• **Exercise task**:
Read the lines that follow and pick out every one containing the word "kind".

Collected data

Start

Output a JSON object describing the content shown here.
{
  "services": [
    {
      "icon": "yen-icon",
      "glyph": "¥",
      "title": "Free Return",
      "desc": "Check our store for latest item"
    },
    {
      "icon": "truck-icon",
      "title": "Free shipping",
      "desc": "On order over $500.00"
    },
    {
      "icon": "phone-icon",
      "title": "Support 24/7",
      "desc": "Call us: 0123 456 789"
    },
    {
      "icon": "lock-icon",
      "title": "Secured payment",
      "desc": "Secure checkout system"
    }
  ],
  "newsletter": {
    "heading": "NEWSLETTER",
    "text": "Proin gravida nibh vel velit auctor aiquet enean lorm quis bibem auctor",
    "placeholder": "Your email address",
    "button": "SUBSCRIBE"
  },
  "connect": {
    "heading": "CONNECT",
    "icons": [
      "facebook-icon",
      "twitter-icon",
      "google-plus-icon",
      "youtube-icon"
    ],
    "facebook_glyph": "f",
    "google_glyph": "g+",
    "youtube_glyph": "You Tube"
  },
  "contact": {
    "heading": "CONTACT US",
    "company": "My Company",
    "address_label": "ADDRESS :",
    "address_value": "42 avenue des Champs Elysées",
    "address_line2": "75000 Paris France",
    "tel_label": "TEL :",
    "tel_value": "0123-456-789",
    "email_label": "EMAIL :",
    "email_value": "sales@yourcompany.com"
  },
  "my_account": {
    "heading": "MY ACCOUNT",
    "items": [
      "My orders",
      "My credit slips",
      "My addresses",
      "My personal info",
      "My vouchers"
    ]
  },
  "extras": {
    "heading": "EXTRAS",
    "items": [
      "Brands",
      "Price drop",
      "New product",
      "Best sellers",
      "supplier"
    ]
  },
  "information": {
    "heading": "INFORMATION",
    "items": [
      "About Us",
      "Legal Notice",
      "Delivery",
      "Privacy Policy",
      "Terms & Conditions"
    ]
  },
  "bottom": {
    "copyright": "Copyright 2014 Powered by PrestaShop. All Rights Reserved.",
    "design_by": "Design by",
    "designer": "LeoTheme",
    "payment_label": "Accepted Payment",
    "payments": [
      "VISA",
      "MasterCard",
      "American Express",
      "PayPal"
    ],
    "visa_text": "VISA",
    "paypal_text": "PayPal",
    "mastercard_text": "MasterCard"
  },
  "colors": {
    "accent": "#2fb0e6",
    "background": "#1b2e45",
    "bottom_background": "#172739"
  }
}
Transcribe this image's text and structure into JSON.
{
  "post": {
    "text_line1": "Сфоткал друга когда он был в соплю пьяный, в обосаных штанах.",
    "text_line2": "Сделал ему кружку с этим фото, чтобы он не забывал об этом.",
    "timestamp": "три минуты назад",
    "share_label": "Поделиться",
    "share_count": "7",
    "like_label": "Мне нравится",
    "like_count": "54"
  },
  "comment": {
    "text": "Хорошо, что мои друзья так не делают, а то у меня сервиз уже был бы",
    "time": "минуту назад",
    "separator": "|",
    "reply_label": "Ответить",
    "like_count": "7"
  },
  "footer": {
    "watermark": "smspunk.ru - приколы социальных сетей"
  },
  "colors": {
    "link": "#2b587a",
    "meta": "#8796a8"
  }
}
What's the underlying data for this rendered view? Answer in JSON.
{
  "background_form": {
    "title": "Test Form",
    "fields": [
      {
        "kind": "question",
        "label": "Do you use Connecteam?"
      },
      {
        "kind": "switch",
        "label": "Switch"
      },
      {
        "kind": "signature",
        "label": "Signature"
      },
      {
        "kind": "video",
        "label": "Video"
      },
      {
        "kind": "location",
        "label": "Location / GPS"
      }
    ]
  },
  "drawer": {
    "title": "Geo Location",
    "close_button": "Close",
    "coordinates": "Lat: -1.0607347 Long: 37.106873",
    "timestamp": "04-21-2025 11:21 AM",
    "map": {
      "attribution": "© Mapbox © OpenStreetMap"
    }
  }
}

End

• **Response to the exercise**:
        "kind": "question",
        "kind": "switch",
        "kind": "signature",
        "kind": "video",
        "kind": "location",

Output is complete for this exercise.